PROBLEM STATEMENT: Can you quote exactly the stretch of lines from the one with "Transcribe the text in this document." through the final line of the material, both ends included?

EXCERPTED RECORDS:

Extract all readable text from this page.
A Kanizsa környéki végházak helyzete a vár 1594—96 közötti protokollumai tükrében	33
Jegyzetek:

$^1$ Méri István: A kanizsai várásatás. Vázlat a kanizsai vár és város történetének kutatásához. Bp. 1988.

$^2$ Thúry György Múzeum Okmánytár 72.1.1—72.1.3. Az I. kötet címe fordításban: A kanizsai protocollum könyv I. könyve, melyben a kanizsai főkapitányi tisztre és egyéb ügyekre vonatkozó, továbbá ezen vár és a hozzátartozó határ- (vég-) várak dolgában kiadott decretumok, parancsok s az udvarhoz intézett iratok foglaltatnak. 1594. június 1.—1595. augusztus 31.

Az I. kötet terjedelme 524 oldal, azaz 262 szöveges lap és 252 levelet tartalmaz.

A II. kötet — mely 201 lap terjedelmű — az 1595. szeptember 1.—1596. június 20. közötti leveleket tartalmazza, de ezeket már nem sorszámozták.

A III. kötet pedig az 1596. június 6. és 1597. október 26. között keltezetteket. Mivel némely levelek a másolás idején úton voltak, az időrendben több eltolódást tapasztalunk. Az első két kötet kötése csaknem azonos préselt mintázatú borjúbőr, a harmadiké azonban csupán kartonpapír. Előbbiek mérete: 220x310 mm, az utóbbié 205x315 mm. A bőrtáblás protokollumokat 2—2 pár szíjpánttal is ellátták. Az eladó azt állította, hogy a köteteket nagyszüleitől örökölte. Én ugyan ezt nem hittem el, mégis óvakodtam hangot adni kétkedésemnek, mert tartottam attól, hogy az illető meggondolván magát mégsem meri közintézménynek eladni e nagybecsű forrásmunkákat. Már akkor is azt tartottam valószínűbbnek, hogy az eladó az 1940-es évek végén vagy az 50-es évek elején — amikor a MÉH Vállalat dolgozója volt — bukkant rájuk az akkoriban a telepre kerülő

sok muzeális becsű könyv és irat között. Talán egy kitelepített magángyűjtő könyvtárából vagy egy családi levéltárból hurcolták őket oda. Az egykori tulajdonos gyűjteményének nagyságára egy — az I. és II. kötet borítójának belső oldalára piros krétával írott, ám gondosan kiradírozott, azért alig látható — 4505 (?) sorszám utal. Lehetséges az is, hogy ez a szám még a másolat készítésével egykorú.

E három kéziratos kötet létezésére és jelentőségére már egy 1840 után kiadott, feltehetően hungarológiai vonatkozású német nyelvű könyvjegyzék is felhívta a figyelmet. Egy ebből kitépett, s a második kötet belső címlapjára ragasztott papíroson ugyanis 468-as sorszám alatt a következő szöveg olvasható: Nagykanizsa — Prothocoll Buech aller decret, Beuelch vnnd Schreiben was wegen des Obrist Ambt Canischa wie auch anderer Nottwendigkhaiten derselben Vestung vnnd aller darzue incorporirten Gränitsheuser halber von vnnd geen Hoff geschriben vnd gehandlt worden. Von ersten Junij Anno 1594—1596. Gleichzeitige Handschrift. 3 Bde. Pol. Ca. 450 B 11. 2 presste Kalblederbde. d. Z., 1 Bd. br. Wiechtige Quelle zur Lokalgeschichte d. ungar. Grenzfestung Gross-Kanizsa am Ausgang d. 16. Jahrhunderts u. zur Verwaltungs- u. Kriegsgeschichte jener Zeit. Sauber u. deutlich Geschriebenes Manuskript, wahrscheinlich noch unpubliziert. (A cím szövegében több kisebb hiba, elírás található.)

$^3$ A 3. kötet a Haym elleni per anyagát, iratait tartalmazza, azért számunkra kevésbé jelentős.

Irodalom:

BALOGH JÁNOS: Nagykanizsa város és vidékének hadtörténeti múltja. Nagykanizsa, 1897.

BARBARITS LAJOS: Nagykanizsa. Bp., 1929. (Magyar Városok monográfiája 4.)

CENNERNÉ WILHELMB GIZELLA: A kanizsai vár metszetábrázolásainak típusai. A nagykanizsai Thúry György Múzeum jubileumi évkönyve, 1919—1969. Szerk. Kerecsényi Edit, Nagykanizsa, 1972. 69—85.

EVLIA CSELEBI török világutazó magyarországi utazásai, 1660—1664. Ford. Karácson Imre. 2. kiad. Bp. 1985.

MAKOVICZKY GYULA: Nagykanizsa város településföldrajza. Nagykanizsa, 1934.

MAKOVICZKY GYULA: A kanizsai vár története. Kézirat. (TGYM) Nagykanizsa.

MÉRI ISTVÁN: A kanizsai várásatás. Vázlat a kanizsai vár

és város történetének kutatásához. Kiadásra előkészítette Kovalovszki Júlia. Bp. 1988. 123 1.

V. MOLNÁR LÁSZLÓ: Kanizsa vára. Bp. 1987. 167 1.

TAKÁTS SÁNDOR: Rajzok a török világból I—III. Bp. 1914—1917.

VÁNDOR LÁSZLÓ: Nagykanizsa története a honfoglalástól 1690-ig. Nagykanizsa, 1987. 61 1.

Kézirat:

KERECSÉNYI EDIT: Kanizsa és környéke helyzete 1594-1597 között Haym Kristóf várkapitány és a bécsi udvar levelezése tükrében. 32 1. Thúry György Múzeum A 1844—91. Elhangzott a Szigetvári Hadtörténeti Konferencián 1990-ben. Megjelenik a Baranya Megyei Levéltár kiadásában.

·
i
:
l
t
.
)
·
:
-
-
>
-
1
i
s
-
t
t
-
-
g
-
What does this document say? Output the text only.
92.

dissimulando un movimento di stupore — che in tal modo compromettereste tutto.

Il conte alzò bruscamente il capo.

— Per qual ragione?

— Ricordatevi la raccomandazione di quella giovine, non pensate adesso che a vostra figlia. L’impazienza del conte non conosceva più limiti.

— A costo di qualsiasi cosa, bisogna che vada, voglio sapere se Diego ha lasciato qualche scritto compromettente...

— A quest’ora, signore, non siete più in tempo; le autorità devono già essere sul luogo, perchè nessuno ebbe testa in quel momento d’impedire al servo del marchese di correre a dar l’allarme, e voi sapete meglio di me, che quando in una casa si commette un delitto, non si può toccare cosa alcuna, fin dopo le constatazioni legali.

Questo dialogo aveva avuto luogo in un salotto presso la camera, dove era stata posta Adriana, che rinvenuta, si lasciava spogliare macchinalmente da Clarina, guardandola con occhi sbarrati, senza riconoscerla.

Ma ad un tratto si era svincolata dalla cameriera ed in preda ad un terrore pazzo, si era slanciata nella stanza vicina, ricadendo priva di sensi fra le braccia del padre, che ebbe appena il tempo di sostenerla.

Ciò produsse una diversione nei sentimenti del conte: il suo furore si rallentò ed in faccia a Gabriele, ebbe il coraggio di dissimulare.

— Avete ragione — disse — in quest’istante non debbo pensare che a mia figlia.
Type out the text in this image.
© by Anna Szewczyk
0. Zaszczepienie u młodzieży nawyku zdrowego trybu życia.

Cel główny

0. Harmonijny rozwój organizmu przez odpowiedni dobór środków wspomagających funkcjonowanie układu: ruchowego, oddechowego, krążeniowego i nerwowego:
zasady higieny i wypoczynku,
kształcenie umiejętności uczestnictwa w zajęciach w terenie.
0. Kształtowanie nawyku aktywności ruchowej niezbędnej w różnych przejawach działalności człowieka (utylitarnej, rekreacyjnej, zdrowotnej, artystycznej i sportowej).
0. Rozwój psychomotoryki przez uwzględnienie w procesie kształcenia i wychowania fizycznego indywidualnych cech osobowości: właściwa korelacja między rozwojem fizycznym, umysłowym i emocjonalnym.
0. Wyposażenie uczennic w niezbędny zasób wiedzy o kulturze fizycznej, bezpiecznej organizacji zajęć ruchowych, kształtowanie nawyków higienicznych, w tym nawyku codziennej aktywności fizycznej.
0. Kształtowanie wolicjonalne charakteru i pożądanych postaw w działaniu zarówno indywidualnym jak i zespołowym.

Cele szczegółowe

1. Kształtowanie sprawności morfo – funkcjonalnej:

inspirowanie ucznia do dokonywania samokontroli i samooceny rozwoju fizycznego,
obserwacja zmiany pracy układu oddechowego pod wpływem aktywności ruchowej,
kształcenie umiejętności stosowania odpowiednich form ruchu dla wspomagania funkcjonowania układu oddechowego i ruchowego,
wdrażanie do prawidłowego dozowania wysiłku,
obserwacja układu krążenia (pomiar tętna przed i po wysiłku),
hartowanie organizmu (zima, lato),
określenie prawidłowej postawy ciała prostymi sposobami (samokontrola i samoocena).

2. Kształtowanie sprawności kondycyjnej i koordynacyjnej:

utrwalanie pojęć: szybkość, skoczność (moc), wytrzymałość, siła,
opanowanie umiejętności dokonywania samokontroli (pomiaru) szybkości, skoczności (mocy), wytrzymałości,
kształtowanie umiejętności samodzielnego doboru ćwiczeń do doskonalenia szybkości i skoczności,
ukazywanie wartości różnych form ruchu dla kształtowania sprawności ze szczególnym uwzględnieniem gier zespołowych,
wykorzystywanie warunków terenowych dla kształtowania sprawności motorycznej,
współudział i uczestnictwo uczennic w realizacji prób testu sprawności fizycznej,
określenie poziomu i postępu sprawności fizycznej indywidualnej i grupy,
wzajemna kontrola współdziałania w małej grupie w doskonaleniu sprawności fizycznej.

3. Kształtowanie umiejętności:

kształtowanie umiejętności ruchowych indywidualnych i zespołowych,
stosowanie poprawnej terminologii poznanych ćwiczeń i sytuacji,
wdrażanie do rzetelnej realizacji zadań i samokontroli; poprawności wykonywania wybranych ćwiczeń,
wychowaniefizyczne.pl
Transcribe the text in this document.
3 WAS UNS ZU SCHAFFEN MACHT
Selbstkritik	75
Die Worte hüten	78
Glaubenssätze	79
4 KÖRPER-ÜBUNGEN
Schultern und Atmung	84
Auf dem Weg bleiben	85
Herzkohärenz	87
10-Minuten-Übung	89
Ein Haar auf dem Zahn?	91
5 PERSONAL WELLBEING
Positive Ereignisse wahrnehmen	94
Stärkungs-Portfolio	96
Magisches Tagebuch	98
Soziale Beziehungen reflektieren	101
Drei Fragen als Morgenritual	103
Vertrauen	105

FINAL RESULT:
Transcribe the text in this document.
3 WAS UNS ZU SCHAFFEN MACHT
Selbstkritik	75
Die Worte hüten	78
Glaubenssätze	79
4 KÖRPER-ÜBUNGEN
Schultern und Atmung	84
Auf dem Weg bleiben	85
Herzkohärenz	87
10-Minuten-Übung	89
Ein Haar auf dem Zahn?	91
5 PERSONAL WELLBEING
Positive Ereignisse wahrnehmen	94
Stärkungs-Portfolio	96
Magisches Tagebuch	98
Soziale Beziehungen reflektieren	101
Drei Fragen als Morgenritual	103
Vertrauen	105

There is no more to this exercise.